» **TO DO**:
Return each entry exactly, with none missing.

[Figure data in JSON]
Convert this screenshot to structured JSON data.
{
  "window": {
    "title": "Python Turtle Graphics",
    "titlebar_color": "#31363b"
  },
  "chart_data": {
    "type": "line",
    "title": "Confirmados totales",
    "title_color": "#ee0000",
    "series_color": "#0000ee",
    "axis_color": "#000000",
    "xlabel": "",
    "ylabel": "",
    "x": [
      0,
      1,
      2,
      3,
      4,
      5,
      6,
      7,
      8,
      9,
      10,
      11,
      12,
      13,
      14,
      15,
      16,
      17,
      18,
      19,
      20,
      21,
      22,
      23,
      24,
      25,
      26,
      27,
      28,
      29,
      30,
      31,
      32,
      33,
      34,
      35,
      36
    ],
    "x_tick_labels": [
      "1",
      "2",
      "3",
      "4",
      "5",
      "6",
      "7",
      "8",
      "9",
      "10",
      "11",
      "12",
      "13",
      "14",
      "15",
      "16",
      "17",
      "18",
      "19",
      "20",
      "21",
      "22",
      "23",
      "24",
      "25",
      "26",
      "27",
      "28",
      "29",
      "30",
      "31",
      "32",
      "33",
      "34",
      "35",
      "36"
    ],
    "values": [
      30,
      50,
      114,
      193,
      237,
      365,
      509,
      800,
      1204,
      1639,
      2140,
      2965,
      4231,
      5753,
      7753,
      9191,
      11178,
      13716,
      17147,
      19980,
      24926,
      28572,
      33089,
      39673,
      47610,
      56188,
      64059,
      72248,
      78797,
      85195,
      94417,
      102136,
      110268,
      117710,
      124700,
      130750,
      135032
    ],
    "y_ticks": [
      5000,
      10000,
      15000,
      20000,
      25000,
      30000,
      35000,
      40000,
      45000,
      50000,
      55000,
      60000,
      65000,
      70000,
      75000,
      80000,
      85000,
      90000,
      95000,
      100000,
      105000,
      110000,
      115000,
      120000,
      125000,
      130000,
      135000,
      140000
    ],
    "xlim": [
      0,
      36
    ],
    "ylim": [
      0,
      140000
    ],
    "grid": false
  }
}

» **TASK SOLUTION**:
Convert this screenshot to structured JSON data.
{
  "window": {
    "title": "Python Turtle Graphics",
    "titlebar_color": "#31363b"
  },
  "chart_data": {
    "type": "line",
    "title": "Confirmados totales",
    "title_color": "#ee0000",
    "series_color": "#0000ee",
    "axis_color": "#000000",
    "xlabel": "",
    "ylabel": "",
    "x": [
      0,
      1,
      2,
      3,
      4,
      5,
      6,
      7,
      8,
      9,
      10,
      11,
      12,
      13,
      14,
      15,
      16,
      17,
      18,
      19,
      20,
      21,
      22,
      23,
      24,
      25,
      26,
      27,
      28,
      29,
      30,
      31,
      32,
      33,
      34,
      35,
      36
    ],
    "x_tick_labels": [
      "1",
      "2",
      "3",
      "4",
      "5",
      "6",
      "7",
      "8",
      "9",
      "10",
      "11",
      "12",
      "13",
      "14",
      "15",
      "16",
      "17",
      "18",
      "19",
      "20",
      "21",
      "22",
      "23",
      "24",
      "25",
      "26",
      "27",
      "28",
      "29",
      "30",
      "31",
      "32",
      "33",
      "34",
      "35",
      "36"
    ],
    "values": [
      30,
      50,
      114,
      193,
      237,
      365,
      509,
      800,
      1204,
      1639,
      2140,
      2965,
      4231,
      5753,
      7753,
      9191,
      11178,
      13716,
      17147,
      19980,
      24926,
      28572,
      33089,
      39673,
      47610,
      56188,
      64059,
      72248,
      78797,
      85195,
      94417,
      102136,
      110268,
      117710,
      124700,
      130750,
      135032
    ],
    "y_ticks": [
      5000,
      10000,
      15000,
      20000,
      25000,
      30000,
      35000,
      40000,
      45000,
      50000,
      55000,
      60000,
      65000,
      70000,
      75000,
      80000,
      85000,
      90000,
      95000,
      100000,
      105000,
      110000,
      115000,
      120000,
      125000,
      130000,
      135000,
      140000
    ],
    "xlim": [
      0,
      36
    ],
    "ylim": [
      0,
      140000
    ],
    "grid": false
  }
}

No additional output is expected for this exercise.